— START OF TASK INPUTS —

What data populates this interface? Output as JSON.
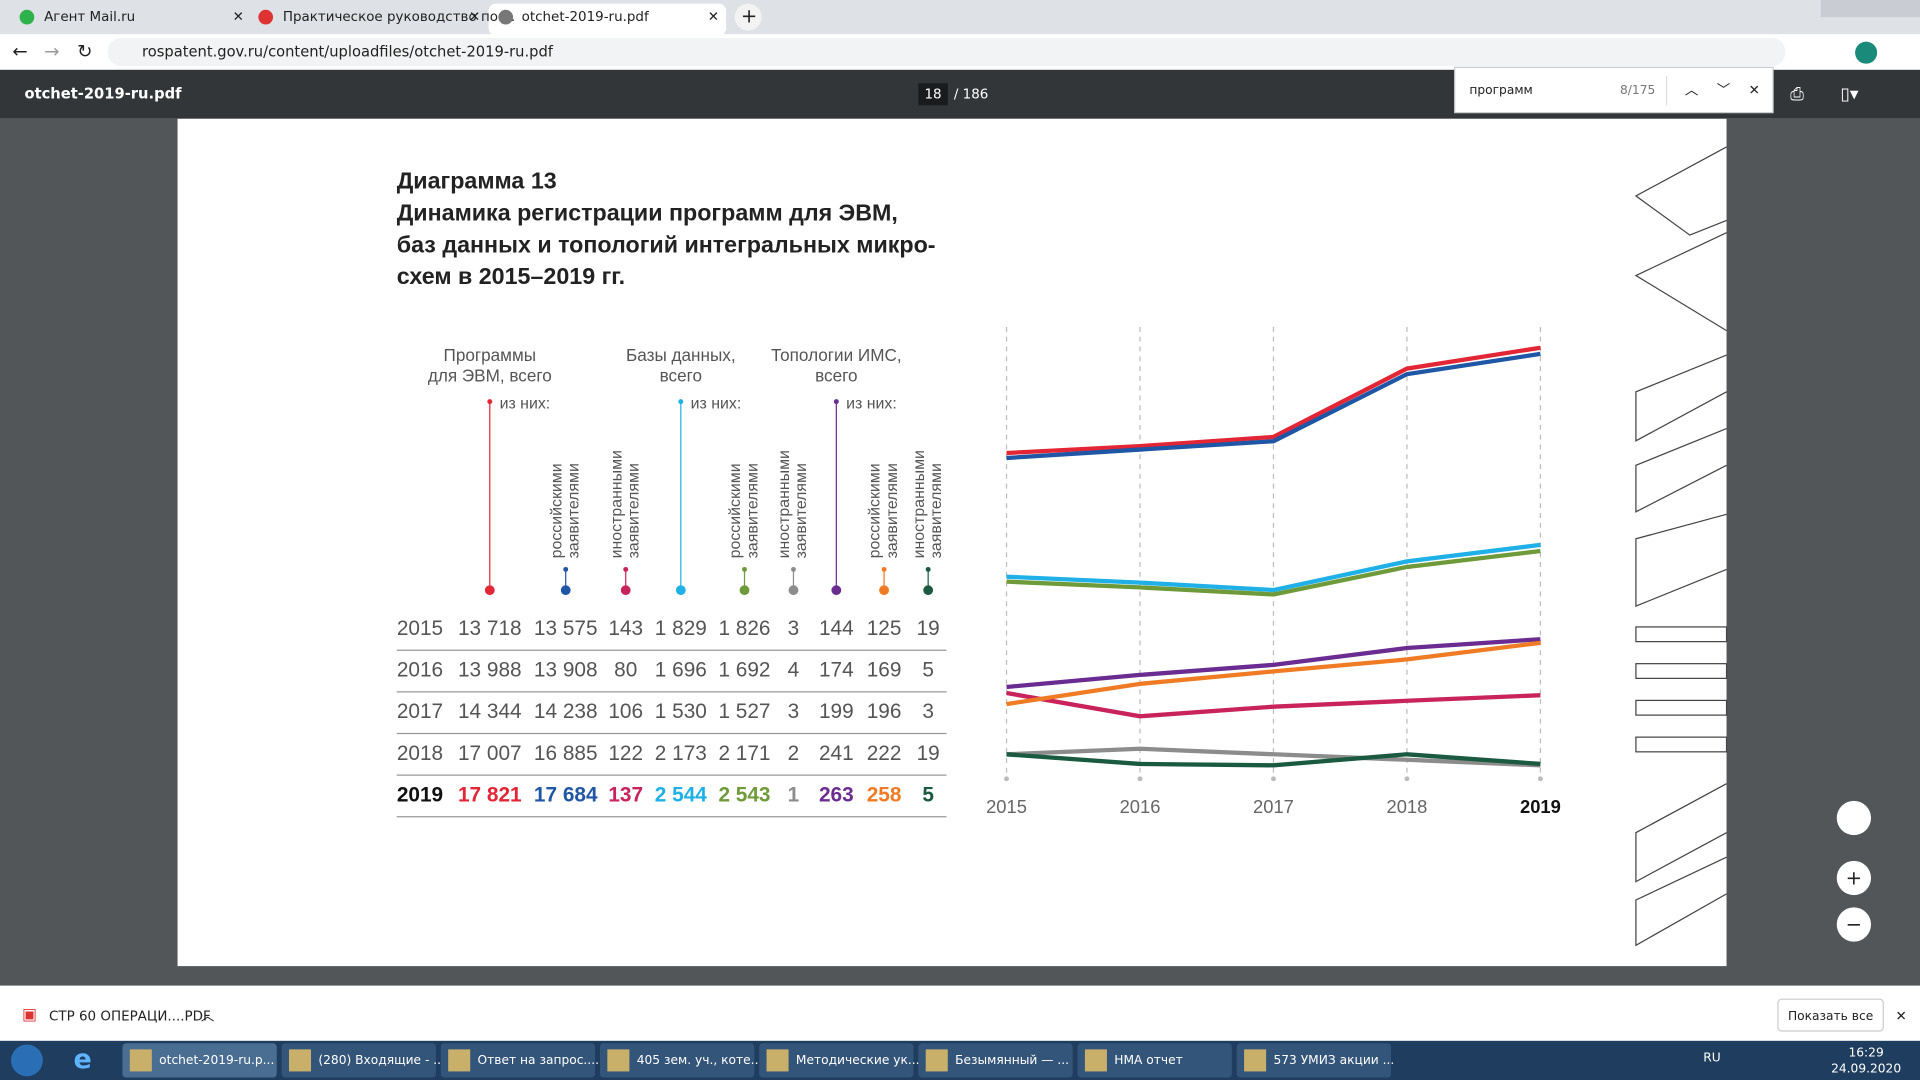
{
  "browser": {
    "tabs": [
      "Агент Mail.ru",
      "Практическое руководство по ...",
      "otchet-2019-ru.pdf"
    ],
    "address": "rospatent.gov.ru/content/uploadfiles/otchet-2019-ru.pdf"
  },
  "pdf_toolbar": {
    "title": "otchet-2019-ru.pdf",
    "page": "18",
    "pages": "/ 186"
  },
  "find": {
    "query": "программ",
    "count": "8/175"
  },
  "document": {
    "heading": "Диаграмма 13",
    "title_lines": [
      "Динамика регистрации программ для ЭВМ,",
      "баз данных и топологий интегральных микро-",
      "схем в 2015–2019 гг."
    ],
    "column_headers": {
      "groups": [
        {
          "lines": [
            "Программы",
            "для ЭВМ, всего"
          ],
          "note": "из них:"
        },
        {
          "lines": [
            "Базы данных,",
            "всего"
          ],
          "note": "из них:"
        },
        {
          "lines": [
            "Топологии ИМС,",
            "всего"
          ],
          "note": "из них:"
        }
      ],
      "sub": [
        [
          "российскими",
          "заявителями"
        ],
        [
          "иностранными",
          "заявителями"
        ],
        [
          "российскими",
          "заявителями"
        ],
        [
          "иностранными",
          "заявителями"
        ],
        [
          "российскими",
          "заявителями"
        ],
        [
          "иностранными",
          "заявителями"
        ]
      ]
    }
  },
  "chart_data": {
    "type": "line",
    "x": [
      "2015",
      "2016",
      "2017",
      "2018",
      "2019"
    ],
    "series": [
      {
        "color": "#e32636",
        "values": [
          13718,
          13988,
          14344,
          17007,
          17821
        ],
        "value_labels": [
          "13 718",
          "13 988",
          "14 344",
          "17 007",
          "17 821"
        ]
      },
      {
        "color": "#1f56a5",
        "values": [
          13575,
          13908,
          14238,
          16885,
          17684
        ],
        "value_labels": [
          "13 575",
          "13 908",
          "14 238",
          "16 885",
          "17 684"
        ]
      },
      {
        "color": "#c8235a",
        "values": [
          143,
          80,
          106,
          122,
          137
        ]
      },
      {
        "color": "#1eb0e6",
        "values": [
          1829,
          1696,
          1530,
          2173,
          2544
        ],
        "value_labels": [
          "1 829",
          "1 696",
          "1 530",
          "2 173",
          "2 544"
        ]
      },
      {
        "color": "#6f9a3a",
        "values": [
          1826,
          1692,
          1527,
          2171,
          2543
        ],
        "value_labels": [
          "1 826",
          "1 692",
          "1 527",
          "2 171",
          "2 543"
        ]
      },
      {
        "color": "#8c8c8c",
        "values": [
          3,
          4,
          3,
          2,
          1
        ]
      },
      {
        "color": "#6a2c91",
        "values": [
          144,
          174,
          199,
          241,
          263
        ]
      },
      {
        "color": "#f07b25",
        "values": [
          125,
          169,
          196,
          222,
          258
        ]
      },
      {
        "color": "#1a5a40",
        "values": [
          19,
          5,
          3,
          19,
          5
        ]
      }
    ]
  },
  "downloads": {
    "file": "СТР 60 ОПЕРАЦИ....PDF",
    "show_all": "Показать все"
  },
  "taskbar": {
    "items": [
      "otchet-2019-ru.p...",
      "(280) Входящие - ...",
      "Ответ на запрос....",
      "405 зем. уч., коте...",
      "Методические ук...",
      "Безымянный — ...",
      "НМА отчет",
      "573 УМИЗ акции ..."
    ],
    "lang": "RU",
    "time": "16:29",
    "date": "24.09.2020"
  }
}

— END OF TASK INPUTS —

◆ EXERCISE OBJECTIVE ◆
Find the word "данных" in the entries above and gather every line that holds it.

◆ COMPLETE ANSWER ◆
      "баз данных и топологий интегральных микро-",
            "Базы данных,",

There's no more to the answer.